» **Lines of data**:

%%

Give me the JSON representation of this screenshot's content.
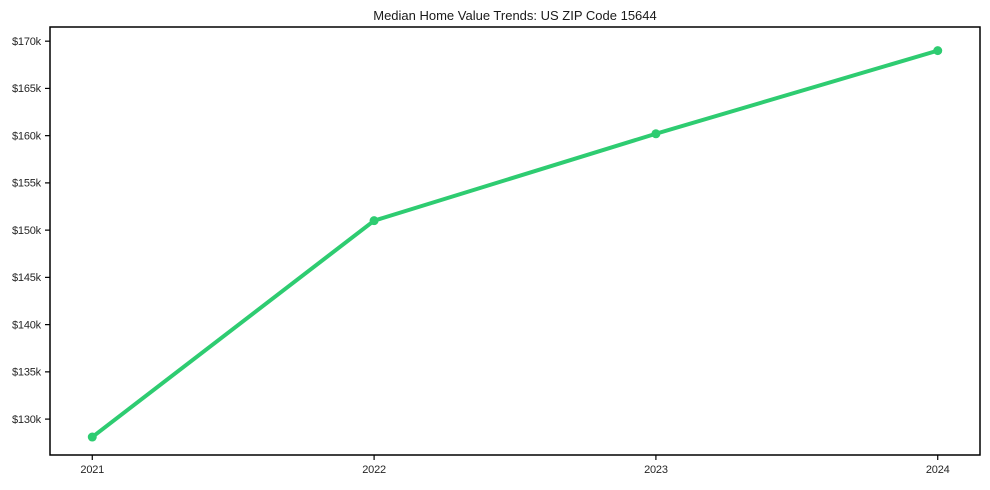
{
  "chart_data": {
    "type": "line",
    "title": "Median Home Value Trends: US ZIP Code 15644",
    "series_name": "Median Home Value",
    "x": [
      2021,
      2022,
      2023,
      2024
    ],
    "values": [
      128100,
      151000,
      160200,
      169000
    ],
    "xlabel": "",
    "ylabel": "",
    "xlim": [
      2020.85,
      2024.15
    ],
    "ylim": [
      126200,
      171500
    ],
    "xticks": [
      {
        "value": 2021,
        "label": "2021"
      },
      {
        "value": 2022,
        "label": "2022"
      },
      {
        "value": 2023,
        "label": "2023"
      },
      {
        "value": 2024,
        "label": "2024"
      }
    ],
    "yticks": [
      {
        "value": 130000,
        "label": "$130k"
      },
      {
        "value": 135000,
        "label": "$135k"
      },
      {
        "value": 140000,
        "label": "$140k"
      },
      {
        "value": 145000,
        "label": "$145k"
      },
      {
        "value": 150000,
        "label": "$150k"
      },
      {
        "value": 155000,
        "label": "$155k"
      },
      {
        "value": 160000,
        "label": "$160k"
      },
      {
        "value": 165000,
        "label": "$165k"
      },
      {
        "value": 170000,
        "label": "$170k"
      }
    ],
    "grid": false,
    "legend": "none",
    "marker": "circle",
    "colors": {
      "line": "#2ecc71",
      "axis": "#000000",
      "tick_label": "#262626",
      "title": "#1a1a1a",
      "background": "#ffffff"
    }
  }
}
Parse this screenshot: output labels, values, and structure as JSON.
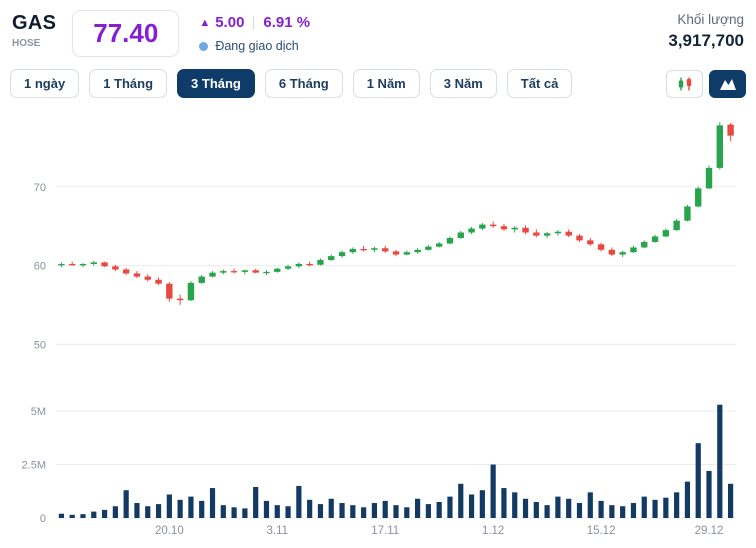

%%

» **Problem details**: In the entries above, find each line with the string "Median" and copy it.

» **Answer to this problem**:
    "title": "Median Home Value Trends: US ZIP Code 15644",
    "series_name": "Median Home Value",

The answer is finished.